■ Task to complete: Tally up the lines where the string "this" appears; reply with the number only.

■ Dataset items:
▬▬▬▬▬▬

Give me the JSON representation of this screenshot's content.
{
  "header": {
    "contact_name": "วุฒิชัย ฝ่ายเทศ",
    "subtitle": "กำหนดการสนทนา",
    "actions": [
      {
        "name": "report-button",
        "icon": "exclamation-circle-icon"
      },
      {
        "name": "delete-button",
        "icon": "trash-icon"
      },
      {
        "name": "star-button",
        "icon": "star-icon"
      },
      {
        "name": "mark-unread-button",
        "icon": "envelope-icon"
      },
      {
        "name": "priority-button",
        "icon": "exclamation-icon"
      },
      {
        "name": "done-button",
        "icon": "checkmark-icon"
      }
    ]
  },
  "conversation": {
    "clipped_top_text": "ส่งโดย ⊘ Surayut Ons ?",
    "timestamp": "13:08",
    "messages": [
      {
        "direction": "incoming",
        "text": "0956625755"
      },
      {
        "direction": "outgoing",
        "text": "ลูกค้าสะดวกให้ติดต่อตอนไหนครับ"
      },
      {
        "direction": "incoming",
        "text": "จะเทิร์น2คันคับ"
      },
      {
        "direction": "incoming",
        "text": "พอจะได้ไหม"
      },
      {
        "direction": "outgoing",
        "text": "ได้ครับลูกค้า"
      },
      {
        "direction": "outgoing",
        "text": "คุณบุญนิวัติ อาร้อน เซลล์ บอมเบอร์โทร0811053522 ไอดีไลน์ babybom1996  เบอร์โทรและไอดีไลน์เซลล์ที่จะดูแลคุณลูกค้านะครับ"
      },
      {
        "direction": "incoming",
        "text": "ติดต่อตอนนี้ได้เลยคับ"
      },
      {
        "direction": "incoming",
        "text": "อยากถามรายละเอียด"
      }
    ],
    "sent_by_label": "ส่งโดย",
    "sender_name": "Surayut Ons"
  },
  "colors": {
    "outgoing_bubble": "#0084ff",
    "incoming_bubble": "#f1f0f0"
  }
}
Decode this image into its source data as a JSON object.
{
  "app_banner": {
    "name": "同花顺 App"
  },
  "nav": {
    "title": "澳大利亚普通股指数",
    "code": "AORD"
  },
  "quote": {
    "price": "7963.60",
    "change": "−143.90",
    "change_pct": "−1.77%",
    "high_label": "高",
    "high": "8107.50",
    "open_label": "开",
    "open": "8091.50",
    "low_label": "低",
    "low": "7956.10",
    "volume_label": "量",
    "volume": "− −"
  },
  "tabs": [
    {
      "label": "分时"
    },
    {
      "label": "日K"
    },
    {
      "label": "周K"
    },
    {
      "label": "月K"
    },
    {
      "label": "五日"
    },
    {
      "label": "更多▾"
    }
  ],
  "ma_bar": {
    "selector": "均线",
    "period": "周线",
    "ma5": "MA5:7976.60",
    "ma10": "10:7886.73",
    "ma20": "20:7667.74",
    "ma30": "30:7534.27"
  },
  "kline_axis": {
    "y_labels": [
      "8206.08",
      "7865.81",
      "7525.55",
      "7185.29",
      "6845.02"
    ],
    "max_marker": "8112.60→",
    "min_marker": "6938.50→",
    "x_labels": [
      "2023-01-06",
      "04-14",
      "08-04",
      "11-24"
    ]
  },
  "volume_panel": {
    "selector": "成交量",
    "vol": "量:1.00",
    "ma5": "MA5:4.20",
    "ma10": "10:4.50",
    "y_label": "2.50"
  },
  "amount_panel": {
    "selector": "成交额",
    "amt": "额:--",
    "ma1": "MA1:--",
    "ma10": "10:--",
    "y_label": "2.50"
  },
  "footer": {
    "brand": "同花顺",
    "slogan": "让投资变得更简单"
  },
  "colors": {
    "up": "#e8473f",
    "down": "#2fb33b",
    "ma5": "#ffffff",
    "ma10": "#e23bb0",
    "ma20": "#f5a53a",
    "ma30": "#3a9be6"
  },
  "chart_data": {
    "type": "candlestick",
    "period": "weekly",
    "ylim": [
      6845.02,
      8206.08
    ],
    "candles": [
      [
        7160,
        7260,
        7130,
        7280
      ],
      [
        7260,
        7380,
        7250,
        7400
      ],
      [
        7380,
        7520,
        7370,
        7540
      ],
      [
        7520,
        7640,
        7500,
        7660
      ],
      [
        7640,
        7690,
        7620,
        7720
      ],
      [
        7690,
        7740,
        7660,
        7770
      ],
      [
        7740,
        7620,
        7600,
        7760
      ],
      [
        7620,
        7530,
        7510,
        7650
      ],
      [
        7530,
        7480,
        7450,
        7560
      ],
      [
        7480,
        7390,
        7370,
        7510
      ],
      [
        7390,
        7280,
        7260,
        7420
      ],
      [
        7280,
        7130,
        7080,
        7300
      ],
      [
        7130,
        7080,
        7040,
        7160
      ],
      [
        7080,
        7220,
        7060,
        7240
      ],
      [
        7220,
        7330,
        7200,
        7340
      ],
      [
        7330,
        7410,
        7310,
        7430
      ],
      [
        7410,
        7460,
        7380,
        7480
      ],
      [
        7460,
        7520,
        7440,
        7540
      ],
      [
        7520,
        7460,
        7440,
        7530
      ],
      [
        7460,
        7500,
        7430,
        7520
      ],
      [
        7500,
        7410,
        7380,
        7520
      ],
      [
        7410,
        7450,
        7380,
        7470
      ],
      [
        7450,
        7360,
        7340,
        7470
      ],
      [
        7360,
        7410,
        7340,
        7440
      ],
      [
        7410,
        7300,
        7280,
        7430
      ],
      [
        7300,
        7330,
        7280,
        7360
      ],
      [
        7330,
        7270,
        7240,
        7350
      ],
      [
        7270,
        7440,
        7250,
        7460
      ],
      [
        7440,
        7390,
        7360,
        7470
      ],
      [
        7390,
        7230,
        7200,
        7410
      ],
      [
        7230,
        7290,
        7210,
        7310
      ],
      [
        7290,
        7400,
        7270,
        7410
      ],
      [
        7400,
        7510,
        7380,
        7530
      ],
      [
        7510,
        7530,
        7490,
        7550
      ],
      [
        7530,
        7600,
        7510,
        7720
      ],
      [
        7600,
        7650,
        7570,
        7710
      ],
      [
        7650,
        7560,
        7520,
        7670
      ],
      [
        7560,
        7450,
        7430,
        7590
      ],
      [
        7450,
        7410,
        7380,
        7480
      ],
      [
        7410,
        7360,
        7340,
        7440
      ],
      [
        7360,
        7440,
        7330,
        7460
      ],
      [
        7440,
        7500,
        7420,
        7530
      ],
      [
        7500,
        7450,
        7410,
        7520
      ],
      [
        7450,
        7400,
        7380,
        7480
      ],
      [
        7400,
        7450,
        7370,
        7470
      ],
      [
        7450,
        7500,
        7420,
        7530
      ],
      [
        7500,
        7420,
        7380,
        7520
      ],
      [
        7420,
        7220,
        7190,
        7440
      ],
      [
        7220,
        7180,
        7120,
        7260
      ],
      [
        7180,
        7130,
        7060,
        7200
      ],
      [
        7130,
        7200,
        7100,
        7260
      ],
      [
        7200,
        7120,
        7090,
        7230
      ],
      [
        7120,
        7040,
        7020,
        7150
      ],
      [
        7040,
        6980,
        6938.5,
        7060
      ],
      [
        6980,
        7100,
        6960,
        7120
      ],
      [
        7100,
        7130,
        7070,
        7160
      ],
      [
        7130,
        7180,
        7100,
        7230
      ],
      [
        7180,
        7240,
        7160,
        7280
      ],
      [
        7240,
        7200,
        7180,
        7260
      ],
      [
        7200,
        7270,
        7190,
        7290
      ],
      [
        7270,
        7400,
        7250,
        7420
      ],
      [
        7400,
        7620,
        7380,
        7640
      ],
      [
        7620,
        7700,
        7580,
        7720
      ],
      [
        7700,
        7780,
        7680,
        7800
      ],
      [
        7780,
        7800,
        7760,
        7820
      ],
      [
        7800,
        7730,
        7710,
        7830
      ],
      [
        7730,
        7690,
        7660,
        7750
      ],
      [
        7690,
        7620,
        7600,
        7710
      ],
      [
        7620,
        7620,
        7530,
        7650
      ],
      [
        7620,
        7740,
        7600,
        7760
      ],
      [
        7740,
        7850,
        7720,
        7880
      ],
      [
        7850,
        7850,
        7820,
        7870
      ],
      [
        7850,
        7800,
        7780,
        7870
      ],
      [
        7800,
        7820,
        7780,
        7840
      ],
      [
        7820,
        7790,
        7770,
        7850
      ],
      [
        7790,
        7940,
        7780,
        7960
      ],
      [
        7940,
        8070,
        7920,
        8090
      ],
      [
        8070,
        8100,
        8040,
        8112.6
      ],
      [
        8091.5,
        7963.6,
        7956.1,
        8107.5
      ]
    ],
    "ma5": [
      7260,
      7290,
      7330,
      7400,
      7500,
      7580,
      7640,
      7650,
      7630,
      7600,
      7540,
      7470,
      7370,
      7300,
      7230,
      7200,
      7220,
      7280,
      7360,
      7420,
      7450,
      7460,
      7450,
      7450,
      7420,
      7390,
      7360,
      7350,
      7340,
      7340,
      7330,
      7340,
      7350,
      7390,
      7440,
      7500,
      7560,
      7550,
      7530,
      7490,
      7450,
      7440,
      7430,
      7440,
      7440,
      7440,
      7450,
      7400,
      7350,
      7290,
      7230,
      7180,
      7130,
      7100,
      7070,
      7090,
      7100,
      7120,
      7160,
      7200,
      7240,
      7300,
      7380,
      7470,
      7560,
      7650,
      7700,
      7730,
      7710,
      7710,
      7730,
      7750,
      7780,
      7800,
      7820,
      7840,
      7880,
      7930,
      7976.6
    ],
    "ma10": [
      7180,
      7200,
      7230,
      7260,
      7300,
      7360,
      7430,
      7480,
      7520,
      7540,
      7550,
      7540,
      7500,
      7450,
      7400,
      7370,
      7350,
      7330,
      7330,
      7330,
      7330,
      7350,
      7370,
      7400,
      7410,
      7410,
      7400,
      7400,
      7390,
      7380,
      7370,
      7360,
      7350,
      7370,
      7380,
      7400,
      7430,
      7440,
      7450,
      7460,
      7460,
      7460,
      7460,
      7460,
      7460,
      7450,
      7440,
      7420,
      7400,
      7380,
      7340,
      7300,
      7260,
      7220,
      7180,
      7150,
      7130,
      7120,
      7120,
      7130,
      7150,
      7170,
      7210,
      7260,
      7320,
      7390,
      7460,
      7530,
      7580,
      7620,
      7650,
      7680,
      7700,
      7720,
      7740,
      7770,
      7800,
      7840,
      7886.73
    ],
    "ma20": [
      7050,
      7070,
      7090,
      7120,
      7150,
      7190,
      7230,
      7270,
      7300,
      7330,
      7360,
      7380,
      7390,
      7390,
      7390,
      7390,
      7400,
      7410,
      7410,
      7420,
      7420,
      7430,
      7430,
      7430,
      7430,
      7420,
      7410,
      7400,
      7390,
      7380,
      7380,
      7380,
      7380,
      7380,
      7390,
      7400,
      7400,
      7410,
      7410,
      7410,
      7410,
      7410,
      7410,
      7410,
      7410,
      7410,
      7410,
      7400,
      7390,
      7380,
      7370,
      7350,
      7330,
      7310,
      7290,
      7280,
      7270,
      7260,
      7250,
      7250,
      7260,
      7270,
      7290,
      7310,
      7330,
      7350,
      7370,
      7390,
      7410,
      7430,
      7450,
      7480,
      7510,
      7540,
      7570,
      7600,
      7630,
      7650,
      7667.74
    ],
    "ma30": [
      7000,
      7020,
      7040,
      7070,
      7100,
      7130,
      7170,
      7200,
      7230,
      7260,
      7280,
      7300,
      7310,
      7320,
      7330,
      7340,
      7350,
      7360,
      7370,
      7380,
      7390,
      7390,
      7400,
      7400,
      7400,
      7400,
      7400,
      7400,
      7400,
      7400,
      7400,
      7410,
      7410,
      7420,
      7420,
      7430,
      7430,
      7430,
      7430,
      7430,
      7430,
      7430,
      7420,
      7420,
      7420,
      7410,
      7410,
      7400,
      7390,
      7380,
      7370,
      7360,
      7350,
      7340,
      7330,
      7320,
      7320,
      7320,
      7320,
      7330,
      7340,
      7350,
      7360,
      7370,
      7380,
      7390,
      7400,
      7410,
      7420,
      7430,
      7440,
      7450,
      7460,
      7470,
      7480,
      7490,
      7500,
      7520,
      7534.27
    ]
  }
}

▬▬▬▬▬▬

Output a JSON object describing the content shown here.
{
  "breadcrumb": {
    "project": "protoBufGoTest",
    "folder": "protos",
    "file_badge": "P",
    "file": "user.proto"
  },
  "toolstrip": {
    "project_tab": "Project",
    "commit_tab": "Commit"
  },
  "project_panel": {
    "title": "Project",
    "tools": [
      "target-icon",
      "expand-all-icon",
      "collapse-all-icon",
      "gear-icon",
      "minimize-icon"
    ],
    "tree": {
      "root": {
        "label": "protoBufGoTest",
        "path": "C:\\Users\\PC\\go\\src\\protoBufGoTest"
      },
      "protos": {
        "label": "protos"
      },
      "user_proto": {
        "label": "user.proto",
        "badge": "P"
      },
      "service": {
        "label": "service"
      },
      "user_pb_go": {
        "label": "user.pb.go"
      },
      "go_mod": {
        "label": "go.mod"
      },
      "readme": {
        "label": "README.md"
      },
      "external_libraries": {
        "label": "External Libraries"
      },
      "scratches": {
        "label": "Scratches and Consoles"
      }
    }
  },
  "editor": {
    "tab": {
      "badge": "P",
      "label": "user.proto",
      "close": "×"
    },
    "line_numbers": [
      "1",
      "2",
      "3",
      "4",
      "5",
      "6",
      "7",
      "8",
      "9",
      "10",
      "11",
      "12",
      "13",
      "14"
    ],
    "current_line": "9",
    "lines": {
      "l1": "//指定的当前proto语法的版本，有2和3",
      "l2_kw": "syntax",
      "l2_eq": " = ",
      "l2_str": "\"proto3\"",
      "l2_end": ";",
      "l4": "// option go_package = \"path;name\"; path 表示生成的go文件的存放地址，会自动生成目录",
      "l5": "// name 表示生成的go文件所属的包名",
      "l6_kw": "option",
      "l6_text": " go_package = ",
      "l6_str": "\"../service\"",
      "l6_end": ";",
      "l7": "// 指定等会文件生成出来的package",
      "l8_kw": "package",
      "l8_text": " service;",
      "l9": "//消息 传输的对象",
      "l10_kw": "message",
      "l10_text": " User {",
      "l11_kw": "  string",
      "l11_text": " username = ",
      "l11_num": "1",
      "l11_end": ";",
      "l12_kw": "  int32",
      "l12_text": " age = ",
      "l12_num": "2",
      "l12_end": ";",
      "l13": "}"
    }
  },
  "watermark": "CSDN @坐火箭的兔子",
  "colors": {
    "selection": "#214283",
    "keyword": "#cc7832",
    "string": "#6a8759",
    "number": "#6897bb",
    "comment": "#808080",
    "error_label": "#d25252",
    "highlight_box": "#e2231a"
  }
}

▬▬▬▬▬▬

■ Response to the task: 2